What is required: In the entries below, count each line holding the word "type". Answer with the total alone.

## START Data in this exercise

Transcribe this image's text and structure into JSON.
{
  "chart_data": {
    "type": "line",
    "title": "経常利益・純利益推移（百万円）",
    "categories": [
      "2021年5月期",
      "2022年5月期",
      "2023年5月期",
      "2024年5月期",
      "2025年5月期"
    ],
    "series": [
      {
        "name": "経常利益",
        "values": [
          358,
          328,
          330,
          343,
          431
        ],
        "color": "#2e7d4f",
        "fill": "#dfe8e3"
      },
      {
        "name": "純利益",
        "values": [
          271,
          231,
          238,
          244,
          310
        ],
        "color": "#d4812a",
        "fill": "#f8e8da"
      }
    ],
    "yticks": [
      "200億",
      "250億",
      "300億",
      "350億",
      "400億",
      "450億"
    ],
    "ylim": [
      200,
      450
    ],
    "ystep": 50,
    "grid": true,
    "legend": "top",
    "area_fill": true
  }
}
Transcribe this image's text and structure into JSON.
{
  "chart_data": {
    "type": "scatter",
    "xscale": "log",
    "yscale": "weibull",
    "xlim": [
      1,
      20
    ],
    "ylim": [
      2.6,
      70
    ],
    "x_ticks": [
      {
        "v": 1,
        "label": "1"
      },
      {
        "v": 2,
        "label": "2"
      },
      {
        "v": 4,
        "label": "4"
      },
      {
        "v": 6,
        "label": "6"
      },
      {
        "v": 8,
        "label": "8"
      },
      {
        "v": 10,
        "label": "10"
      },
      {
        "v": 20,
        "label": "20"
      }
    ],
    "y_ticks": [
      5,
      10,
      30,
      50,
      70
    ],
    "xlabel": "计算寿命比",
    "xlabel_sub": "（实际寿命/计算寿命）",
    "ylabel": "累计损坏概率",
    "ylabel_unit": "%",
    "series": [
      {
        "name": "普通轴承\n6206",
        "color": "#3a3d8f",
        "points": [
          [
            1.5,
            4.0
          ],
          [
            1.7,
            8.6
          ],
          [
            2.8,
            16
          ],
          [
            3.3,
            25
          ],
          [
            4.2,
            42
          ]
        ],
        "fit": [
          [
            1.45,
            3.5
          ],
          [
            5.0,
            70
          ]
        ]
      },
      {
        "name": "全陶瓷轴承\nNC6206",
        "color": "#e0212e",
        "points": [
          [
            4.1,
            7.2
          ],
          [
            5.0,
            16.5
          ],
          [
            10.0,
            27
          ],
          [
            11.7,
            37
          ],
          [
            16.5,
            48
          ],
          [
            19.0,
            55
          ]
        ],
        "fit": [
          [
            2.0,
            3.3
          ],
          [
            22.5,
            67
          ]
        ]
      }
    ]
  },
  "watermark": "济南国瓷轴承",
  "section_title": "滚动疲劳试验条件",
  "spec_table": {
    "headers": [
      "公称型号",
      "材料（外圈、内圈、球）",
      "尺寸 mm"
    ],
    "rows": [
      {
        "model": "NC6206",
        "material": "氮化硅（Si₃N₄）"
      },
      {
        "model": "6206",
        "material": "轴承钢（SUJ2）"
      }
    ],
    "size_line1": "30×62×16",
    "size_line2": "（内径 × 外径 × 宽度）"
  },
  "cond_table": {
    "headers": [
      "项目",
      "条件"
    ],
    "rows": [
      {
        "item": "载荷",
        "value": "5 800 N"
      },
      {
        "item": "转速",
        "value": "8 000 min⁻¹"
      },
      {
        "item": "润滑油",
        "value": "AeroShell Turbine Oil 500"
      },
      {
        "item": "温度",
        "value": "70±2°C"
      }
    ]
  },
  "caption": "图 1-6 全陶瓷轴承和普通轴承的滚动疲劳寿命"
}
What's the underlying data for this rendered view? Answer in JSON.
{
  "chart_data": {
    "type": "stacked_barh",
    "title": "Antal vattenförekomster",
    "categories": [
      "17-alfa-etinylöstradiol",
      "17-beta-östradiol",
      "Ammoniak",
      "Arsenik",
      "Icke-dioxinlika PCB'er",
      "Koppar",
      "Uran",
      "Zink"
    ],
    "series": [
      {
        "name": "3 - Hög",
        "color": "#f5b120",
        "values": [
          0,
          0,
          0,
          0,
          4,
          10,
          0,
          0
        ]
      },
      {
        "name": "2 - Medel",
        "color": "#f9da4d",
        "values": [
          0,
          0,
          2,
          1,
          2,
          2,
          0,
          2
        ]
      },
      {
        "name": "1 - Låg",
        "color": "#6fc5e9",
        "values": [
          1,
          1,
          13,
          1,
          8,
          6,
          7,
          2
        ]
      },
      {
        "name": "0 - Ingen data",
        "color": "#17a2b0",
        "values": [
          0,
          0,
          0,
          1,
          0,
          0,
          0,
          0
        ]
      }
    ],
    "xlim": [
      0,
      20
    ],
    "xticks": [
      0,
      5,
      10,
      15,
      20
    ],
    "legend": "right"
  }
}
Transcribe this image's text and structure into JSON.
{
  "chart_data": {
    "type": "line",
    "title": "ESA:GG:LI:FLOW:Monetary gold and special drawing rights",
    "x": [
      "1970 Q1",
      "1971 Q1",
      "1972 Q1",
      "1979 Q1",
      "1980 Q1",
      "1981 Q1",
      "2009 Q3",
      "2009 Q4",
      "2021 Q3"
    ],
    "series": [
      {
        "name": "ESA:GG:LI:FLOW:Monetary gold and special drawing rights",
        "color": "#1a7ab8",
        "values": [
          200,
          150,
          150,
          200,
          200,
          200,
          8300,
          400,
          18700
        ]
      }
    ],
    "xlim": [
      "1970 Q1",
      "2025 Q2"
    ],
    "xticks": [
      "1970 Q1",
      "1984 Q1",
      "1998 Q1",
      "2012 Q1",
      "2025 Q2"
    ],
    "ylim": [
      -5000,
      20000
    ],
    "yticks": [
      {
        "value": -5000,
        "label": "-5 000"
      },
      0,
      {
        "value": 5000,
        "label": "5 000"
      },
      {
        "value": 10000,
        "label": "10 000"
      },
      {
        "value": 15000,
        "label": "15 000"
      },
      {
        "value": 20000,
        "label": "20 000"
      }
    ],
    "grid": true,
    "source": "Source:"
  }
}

## END Data in this exercise

Full output: 4